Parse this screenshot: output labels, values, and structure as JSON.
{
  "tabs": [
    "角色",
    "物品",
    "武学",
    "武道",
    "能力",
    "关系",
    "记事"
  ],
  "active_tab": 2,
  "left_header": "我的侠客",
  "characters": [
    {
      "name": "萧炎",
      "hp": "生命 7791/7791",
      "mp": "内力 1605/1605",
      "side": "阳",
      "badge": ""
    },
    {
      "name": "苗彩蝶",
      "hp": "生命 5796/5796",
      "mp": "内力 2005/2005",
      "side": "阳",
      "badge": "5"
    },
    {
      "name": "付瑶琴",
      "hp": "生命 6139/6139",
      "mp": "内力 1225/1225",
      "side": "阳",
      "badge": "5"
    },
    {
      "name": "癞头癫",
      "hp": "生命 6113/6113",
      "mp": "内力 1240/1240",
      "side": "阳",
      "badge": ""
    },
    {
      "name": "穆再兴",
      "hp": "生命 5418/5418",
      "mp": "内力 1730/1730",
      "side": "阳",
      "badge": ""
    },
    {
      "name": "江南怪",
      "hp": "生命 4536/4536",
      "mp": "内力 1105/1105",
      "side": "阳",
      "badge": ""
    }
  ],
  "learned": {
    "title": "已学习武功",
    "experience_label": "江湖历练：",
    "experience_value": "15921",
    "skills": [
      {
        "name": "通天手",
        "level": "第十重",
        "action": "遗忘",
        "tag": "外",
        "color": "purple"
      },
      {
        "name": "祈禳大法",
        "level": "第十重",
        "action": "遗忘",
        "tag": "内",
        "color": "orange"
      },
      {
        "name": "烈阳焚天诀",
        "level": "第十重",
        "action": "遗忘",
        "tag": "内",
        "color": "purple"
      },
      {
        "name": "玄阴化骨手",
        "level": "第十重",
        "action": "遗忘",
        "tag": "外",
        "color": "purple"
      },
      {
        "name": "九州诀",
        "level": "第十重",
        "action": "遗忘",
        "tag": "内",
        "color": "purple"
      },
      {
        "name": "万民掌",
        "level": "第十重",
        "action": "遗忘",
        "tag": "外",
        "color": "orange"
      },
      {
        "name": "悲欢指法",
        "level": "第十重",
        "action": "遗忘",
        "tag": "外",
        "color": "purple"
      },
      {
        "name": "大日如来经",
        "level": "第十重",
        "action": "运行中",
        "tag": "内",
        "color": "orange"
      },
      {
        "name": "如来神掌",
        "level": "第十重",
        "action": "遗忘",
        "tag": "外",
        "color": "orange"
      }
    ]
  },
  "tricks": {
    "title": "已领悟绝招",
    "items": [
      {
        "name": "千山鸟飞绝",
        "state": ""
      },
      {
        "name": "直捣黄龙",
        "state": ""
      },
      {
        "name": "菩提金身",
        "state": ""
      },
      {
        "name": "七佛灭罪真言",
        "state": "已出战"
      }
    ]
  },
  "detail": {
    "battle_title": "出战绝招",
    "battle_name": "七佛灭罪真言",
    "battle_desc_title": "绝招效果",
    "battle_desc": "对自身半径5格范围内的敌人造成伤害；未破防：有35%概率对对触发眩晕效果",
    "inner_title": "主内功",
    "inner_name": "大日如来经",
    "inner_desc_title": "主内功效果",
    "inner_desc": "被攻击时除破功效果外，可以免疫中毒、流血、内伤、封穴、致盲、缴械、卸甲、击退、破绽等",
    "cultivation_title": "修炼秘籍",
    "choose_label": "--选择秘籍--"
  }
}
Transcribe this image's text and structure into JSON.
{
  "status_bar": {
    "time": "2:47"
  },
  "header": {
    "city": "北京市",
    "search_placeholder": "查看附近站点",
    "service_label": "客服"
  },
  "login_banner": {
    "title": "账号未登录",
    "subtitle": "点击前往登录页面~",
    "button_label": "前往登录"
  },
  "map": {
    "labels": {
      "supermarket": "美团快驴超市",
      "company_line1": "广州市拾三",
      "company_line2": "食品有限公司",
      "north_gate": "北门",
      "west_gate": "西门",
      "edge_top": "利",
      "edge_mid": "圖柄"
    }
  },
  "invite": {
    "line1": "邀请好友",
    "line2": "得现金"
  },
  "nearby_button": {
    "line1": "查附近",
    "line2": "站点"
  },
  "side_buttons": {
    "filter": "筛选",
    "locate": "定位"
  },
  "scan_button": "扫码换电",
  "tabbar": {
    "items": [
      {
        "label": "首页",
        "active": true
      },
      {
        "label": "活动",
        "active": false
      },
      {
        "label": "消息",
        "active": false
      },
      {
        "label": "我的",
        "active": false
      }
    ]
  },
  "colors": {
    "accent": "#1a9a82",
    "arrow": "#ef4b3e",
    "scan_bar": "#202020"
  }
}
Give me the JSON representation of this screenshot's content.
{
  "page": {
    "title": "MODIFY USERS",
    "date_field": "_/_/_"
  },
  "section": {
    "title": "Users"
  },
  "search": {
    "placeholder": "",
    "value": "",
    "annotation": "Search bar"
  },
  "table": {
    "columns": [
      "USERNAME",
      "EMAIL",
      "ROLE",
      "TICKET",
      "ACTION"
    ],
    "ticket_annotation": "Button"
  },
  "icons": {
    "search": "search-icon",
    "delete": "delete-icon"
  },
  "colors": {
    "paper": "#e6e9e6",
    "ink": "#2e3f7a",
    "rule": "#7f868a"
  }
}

(Problem details) Each entry must be reproduced verbatim.

(Exercise answer)
Parse this screenshot: output labels, values, and structure as JSON.
{
  "tabs": [
    "角色",
    "物品",
    "武学",
    "武道",
    "能力",
    "关系",
    "记事"
  ],
  "active_tab": 2,
  "left_header": "我的侠客",
  "characters": [
    {
      "name": "萧炎",
      "hp": "生命 7791/7791",
      "mp": "内力 1605/1605",
      "side": "阳",
      "badge": ""
    },
    {
      "name": "苗彩蝶",
      "hp": "生命 5796/5796",
      "mp": "内力 2005/2005",
      "side": "阳",
      "badge": "5"
    },
    {
      "name": "付瑶琴",
      "hp": "生命 6139/6139",
      "mp": "内力 1225/1225",
      "side": "阳",
      "badge": "5"
    },
    {
      "name": "癞头癫",
      "hp": "生命 6113/6113",
      "mp": "内力 1240/1240",
      "side": "阳",
      "badge": ""
    },
    {
      "name": "穆再兴",
      "hp": "生命 5418/5418",
      "mp": "内力 1730/1730",
      "side": "阳",
      "badge": ""
    },
    {
      "name": "江南怪",
      "hp": "生命 4536/4536",
      "mp": "内力 1105/1105",
      "side": "阳",
      "badge": ""
    }
  ],
  "learned": {
    "title": "已学习武功",
    "experience_label": "江湖历练：",
    "experience_value": "15921",
    "skills": [
      {
        "name": "通天手",
        "level": "第十重",
        "action": "遗忘",
        "tag": "外",
        "color": "purple"
      },
      {
        "name": "祈禳大法",
        "level": "第十重",
        "action": "遗忘",
        "tag": "内",
        "color": "orange"
      },
      {
        "name": "烈阳焚天诀",
        "level": "第十重",
        "action": "遗忘",
        "tag": "内",
        "color": "purple"
      },
      {
        "name": "玄阴化骨手",
        "level": "第十重",
        "action": "遗忘",
        "tag": "外",
        "color": "purple"
      },
      {
        "name": "九州诀",
        "level": "第十重",
        "action": "遗忘",
        "tag": "内",
        "color": "purple"
      },
      {
        "name": "万民掌",
        "level": "第十重",
        "action": "遗忘",
        "tag": "外",
        "color": "orange"
      },
      {
        "name": "悲欢指法",
        "level": "第十重",
        "action": "遗忘",
        "tag": "外",
        "color": "purple"
      },
      {
        "name": "大日如来经",
        "level": "第十重",
        "action": "运行中",
        "tag": "内",
        "color": "orange"
      },
      {
        "name": "如来神掌",
        "level": "第十重",
        "action": "遗忘",
        "tag": "外",
        "color": "orange"
      }
    ]
  },
  "tricks": {
    "title": "已领悟绝招",
    "items": [
      {
        "name": "千山鸟飞绝",
        "state": ""
      },
      {
        "name": "直捣黄龙",
        "state": ""
      },
      {
        "name": "菩提金身",
        "state": ""
      },
      {
        "name": "七佛灭罪真言",
        "state": "已出战"
      }
    ]
  },
  "detail": {
    "battle_title": "出战绝招",
    "battle_name": "七佛灭罪真言",
    "battle_desc_title": "绝招效果",
    "battle_desc": "对自身半径5格范围内的敌人造成伤害；未破防：有35%概率对对触发眩晕效果",
    "inner_title": "主内功",
    "inner_name": "大日如来经",
    "inner_desc_title": "主内功效果",
    "inner_desc": "被攻击时除破功效果外，可以免疫中毒、流血、内伤、封穴、致盲、缴械、卸甲、击退、破绽等",
    "cultivation_title": "修炼秘籍",
    "choose_label": "--选择秘籍--"
  }
}
Transcribe this image's text and structure into JSON.
{
  "status_bar": {
    "time": "2:47"
  },
  "header": {
    "city": "北京市",
    "search_placeholder": "查看附近站点",
    "service_label": "客服"
  },
  "login_banner": {
    "title": "账号未登录",
    "subtitle": "点击前往登录页面~",
    "button_label": "前往登录"
  },
  "map": {
    "labels": {
      "supermarket": "美团快驴超市",
      "company_line1": "广州市拾三",
      "company_line2": "食品有限公司",
      "north_gate": "北门",
      "west_gate": "西门",
      "edge_top": "利",
      "edge_mid": "圖柄"
    }
  },
  "invite": {
    "line1": "邀请好友",
    "line2": "得现金"
  },
  "nearby_button": {
    "line1": "查附近",
    "line2": "站点"
  },
  "side_buttons": {
    "filter": "筛选",
    "locate": "定位"
  },
  "scan_button": "扫码换电",
  "tabbar": {
    "items": [
      {
        "label": "首页",
        "active": true
      },
      {
        "label": "活动",
        "active": false
      },
      {
        "label": "消息",
        "active": false
      },
      {
        "label": "我的",
        "active": false
      }
    ]
  },
  "colors": {
    "accent": "#1a9a82",
    "arrow": "#ef4b3e",
    "scan_bar": "#202020"
  }
}
Give me the JSON representation of this screenshot's content.
{
  "page": {
    "title": "MODIFY USERS",
    "date_field": "_/_/_"
  },
  "section": {
    "title": "Users"
  },
  "search": {
    "placeholder": "",
    "value": "",
    "annotation": "Search bar"
  },
  "table": {
    "columns": [
      "USERNAME",
      "EMAIL",
      "ROLE",
      "TICKET",
      "ACTION"
    ],
    "ticket_annotation": "Button"
  },
  "icons": {
    "search": "search-icon",
    "delete": "delete-icon"
  },
  "colors": {
    "paper": "#e6e9e6",
    "ink": "#2e3f7a",
    "rule": "#7f868a"
  }
}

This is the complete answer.